# TASK OBJECTIVE
Output all the material that follows, exactly as given.

>> start EXERCISE INPUT

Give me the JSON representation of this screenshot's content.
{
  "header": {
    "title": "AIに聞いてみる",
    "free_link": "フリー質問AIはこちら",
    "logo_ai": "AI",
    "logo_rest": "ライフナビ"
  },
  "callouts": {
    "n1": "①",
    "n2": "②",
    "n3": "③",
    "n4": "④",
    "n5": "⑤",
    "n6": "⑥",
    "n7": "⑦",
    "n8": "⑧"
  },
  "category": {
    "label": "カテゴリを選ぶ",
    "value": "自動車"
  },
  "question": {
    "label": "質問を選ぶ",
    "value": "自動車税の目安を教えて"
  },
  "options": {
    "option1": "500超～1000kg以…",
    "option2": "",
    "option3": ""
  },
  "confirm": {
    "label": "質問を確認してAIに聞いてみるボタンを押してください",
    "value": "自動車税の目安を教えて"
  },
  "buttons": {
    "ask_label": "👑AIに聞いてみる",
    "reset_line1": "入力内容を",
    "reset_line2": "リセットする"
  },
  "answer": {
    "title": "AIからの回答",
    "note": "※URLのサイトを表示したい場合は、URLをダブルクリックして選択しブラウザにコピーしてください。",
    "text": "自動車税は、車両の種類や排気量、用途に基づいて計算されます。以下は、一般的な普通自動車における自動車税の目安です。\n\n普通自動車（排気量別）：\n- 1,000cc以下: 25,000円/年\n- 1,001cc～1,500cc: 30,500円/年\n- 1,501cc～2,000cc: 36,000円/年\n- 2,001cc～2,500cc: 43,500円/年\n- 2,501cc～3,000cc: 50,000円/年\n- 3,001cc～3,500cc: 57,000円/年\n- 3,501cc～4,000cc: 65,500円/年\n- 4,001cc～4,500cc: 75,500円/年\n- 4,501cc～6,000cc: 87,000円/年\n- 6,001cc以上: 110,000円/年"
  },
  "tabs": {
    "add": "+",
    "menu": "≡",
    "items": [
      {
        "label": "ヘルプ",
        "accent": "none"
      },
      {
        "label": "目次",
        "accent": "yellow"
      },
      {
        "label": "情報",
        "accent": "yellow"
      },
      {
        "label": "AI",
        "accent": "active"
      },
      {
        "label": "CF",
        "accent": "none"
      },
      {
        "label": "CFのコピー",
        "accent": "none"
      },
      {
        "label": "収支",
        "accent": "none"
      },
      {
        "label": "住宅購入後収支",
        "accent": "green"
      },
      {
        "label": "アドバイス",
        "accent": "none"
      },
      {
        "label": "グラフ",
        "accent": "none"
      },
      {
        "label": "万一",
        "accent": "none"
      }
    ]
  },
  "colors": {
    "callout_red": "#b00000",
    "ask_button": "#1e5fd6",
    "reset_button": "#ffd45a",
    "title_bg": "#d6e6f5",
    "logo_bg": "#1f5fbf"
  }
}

>> end EXERCISE INPUT

# TASK OUTPUT
Give me the JSON representation of this screenshot's content.
{
  "header": {
    "title": "AIに聞いてみる",
    "free_link": "フリー質問AIはこちら",
    "logo_ai": "AI",
    "logo_rest": "ライフナビ"
  },
  "callouts": {
    "n1": "①",
    "n2": "②",
    "n3": "③",
    "n4": "④",
    "n5": "⑤",
    "n6": "⑥",
    "n7": "⑦",
    "n8": "⑧"
  },
  "category": {
    "label": "カテゴリを選ぶ",
    "value": "自動車"
  },
  "question": {
    "label": "質問を選ぶ",
    "value": "自動車税の目安を教えて"
  },
  "options": {
    "option1": "500超～1000kg以…",
    "option2": "",
    "option3": ""
  },
  "confirm": {
    "label": "質問を確認してAIに聞いてみるボタンを押してください",
    "value": "自動車税の目安を教えて"
  },
  "buttons": {
    "ask_label": "👑AIに聞いてみる",
    "reset_line1": "入力内容を",
    "reset_line2": "リセットする"
  },
  "answer": {
    "title": "AIからの回答",
    "note": "※URLのサイトを表示したい場合は、URLをダブルクリックして選択しブラウザにコピーしてください。",
    "text": "自動車税は、車両の種類や排気量、用途に基づいて計算されます。以下は、一般的な普通自動車における自動車税の目安です。\n\n普通自動車（排気量別）：\n- 1,000cc以下: 25,000円/年\n- 1,001cc～1,500cc: 30,500円/年\n- 1,501cc～2,000cc: 36,000円/年\n- 2,001cc～2,500cc: 43,500円/年\n- 2,501cc～3,000cc: 50,000円/年\n- 3,001cc～3,500cc: 57,000円/年\n- 3,501cc～4,000cc: 65,500円/年\n- 4,001cc～4,500cc: 75,500円/年\n- 4,501cc～6,000cc: 87,000円/年\n- 6,001cc以上: 110,000円/年"
  },
  "tabs": {
    "add": "+",
    "menu": "≡",
    "items": [
      {
        "label": "ヘルプ",
        "accent": "none"
      },
      {
        "label": "目次",
        "accent": "yellow"
      },
      {
        "label": "情報",
        "accent": "yellow"
      },
      {
        "label": "AI",
        "accent": "active"
      },
      {
        "label": "CF",
        "accent": "none"
      },
      {
        "label": "CFのコピー",
        "accent": "none"
      },
      {
        "label": "収支",
        "accent": "none"
      },
      {
        "label": "住宅購入後収支",
        "accent": "green"
      },
      {
        "label": "アドバイス",
        "accent": "none"
      },
      {
        "label": "グラフ",
        "accent": "none"
      },
      {
        "label": "万一",
        "accent": "none"
      }
    ]
  },
  "colors": {
    "callout_red": "#b00000",
    "ask_button": "#1e5fd6",
    "reset_button": "#ffd45a",
    "title_bg": "#d6e6f5",
    "logo_bg": "#1f5fbf"
  }
}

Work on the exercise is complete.